* GOAL OF THE EXERCISE: Filter this data down to the lines that hold "evid", and copy them.
— START OF INPUT RECORDS —
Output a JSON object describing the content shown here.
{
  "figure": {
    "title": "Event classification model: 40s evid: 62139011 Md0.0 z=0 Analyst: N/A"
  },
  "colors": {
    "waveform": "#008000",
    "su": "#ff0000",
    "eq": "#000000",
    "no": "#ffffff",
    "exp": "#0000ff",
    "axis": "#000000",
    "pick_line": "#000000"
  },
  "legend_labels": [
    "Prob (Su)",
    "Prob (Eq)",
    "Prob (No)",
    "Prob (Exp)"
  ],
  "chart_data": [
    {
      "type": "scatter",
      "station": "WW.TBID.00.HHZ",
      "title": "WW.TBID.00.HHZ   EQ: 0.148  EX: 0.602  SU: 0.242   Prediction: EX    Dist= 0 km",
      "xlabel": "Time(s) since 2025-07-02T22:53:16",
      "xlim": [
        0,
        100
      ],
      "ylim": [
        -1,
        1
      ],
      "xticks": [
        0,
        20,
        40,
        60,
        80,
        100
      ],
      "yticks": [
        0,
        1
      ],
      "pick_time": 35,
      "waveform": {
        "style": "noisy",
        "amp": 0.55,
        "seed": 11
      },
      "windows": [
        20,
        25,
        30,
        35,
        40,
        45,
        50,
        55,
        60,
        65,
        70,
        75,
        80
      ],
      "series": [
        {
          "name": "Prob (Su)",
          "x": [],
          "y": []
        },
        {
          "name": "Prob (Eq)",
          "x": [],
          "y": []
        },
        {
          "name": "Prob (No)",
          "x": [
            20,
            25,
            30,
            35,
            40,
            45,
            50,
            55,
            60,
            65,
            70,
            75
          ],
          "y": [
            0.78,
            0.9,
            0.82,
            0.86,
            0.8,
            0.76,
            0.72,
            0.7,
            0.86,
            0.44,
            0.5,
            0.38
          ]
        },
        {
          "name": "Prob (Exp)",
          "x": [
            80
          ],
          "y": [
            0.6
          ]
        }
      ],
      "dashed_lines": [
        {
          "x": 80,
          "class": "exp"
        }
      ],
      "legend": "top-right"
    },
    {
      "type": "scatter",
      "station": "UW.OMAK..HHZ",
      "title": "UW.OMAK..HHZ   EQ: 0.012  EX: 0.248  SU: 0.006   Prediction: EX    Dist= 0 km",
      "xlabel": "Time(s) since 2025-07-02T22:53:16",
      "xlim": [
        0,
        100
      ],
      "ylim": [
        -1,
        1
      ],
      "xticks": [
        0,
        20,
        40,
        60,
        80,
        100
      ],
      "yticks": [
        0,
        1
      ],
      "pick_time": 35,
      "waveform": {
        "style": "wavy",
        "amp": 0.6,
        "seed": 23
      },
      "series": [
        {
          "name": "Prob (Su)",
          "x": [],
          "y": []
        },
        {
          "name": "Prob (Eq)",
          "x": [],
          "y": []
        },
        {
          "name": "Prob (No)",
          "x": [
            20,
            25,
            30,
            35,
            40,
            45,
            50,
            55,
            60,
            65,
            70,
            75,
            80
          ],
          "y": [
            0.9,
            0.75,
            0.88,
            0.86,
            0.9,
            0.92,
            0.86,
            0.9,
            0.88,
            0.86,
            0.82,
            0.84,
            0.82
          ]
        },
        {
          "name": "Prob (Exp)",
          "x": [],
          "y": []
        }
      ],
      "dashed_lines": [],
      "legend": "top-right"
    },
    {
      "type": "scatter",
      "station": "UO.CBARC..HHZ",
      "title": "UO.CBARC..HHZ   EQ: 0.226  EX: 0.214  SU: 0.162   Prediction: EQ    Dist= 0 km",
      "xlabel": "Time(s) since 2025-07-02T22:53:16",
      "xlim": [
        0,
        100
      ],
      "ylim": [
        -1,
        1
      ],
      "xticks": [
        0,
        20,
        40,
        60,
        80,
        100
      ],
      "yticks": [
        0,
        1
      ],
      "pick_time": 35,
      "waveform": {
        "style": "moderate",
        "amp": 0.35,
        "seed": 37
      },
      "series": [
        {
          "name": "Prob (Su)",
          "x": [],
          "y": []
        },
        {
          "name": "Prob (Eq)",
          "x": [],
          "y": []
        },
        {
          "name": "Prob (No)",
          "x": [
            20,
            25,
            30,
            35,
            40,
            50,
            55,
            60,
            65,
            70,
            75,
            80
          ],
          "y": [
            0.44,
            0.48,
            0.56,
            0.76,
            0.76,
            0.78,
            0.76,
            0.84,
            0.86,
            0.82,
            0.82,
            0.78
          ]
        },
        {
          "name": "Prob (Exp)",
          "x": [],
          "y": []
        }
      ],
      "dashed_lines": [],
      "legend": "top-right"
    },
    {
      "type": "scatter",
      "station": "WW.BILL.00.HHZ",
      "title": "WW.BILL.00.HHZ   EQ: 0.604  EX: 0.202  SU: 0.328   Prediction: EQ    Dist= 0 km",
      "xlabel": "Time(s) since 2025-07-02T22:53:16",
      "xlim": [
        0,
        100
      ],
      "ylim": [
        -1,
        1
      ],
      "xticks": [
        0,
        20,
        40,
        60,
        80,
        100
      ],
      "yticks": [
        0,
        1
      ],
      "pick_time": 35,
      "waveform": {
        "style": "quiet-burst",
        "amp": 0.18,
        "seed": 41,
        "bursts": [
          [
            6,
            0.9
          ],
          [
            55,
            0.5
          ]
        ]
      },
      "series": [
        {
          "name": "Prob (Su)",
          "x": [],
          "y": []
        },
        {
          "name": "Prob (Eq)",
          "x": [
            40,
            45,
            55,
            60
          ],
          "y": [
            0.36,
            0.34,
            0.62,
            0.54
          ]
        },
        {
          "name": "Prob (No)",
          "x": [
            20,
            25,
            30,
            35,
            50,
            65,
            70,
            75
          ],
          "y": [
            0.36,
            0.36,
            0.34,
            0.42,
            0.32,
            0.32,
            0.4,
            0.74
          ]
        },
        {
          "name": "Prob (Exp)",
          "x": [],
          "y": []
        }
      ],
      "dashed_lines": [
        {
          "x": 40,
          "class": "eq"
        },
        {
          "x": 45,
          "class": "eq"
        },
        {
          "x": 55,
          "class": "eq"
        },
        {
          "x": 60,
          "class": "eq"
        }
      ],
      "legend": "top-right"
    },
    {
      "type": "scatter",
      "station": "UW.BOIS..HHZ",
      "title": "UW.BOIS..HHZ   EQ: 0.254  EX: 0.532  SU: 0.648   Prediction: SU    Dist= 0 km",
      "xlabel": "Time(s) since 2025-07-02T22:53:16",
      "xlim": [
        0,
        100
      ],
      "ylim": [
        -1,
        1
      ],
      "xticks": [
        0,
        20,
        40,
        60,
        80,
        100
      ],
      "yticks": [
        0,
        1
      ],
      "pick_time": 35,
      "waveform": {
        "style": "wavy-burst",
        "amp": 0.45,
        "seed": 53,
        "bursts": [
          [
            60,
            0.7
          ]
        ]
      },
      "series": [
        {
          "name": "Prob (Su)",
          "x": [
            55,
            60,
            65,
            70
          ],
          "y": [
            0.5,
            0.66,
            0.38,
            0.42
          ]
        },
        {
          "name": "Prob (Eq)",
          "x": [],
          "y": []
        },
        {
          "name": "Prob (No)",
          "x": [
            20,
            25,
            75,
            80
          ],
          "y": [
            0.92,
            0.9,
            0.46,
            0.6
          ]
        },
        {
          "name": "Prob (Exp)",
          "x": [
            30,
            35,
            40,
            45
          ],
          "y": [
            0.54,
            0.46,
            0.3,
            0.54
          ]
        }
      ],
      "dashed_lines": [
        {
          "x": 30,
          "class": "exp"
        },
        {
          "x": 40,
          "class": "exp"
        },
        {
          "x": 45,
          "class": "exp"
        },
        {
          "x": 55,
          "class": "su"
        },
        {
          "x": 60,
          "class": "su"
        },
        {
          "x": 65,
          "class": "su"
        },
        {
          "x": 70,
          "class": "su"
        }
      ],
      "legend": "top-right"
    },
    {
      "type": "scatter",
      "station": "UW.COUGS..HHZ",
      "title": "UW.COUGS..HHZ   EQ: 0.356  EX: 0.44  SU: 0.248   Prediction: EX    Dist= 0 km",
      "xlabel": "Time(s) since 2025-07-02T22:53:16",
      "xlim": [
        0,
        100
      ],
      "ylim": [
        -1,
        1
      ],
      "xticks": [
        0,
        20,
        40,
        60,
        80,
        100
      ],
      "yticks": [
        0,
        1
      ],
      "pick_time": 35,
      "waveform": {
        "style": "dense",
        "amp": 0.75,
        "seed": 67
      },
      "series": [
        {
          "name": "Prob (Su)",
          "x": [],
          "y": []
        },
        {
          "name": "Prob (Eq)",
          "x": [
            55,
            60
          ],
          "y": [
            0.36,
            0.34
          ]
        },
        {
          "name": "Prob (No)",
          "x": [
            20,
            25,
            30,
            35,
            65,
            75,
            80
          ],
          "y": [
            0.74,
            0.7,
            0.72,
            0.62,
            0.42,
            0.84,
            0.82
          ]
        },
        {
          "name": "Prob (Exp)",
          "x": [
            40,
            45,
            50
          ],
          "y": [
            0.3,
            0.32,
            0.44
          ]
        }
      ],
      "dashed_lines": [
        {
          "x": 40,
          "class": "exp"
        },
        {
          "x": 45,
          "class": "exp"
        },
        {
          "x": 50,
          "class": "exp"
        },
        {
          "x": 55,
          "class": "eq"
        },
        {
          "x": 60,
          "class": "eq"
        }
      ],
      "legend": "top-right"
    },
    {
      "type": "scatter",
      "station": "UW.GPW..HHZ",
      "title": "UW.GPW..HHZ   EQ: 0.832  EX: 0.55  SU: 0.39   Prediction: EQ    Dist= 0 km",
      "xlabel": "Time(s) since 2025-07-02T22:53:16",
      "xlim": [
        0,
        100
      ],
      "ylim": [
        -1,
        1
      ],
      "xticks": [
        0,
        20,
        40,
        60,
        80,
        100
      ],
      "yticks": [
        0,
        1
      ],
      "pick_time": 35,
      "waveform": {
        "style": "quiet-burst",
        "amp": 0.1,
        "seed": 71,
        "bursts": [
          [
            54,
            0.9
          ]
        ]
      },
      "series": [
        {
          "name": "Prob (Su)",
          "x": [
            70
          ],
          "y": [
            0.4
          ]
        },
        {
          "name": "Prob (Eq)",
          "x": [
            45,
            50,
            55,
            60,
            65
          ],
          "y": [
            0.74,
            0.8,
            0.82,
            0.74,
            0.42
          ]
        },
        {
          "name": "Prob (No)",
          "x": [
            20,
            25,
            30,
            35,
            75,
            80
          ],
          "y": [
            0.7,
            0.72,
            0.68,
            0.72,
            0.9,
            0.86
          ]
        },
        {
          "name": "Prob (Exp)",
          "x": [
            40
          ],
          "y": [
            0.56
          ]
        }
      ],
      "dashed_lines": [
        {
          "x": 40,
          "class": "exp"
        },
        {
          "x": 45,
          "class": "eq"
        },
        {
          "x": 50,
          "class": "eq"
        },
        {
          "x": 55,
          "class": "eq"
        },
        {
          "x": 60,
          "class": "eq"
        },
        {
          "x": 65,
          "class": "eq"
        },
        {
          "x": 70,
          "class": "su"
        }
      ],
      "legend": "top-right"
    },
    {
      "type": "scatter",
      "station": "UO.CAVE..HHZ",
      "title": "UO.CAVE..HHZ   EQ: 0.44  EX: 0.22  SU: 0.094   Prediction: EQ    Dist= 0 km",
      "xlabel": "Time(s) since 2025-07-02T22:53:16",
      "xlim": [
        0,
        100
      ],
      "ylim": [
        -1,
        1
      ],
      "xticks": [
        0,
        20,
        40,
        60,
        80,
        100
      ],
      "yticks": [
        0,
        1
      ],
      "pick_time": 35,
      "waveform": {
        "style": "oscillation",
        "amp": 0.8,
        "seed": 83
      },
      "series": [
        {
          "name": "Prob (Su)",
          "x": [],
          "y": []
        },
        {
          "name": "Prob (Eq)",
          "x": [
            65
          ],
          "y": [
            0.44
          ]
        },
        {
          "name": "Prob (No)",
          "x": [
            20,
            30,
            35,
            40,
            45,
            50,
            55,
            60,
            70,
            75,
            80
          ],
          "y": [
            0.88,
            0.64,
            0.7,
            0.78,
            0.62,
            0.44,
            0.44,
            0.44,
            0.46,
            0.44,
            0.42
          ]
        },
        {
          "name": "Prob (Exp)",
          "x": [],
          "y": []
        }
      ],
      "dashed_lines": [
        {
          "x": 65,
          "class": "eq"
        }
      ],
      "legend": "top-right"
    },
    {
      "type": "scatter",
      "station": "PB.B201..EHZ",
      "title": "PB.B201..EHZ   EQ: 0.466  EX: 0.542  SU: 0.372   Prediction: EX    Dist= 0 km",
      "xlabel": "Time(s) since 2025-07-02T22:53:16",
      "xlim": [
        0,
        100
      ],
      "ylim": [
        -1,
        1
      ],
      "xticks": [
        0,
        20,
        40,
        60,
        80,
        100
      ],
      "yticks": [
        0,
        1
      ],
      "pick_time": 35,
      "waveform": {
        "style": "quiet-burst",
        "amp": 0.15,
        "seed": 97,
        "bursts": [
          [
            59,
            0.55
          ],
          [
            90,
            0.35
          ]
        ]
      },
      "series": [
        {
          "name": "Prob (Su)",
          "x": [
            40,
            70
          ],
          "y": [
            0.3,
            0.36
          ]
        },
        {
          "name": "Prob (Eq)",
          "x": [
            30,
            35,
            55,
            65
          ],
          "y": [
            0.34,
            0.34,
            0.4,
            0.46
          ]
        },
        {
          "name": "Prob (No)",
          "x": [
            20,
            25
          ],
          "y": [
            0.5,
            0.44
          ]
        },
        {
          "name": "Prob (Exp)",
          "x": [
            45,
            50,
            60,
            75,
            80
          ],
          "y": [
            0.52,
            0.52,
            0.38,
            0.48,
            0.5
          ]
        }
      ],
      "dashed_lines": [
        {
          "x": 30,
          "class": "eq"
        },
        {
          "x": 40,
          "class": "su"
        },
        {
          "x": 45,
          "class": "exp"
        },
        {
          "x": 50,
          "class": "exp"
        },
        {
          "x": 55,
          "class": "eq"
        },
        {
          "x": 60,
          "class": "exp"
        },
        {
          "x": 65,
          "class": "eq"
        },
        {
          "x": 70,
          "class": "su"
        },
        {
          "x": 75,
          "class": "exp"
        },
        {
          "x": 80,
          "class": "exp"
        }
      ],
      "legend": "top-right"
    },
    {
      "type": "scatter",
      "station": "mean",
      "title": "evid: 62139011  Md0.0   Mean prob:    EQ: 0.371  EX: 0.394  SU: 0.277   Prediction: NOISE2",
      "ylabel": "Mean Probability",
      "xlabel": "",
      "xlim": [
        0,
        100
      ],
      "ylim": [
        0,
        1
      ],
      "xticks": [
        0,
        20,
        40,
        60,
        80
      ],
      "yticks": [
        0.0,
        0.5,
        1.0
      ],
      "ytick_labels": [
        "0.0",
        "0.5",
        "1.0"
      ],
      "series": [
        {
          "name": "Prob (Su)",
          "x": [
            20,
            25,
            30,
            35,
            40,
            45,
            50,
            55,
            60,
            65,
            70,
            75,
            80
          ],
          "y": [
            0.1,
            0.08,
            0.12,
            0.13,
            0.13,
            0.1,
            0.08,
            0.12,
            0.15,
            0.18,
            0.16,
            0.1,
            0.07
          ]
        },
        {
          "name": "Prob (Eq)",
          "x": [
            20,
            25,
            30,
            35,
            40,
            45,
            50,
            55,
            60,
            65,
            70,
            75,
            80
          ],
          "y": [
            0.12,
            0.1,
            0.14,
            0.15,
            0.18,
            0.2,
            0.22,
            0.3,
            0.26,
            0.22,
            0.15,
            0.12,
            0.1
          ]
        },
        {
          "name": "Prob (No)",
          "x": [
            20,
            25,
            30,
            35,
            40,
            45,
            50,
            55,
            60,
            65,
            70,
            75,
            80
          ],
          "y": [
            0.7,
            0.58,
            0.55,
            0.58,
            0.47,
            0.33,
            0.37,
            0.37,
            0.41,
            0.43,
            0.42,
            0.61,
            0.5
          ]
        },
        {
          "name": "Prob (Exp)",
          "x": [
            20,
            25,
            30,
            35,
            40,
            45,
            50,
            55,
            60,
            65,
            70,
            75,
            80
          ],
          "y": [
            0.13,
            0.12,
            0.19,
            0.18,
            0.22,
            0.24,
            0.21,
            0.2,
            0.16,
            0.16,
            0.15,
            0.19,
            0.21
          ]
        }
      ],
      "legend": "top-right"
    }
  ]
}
— END OF INPUT RECORDS —
* PROBLEM SOLUTION:
    "title": "Event classification model: 40s evid: 62139011 Md0.0 z=0 Analyst: N/A"
      "title": "evid: 62139011  Md0.0   Mean prob:    EQ: 0.371  EX: 0.394  SU: 0.277   Prediction: NOISE2",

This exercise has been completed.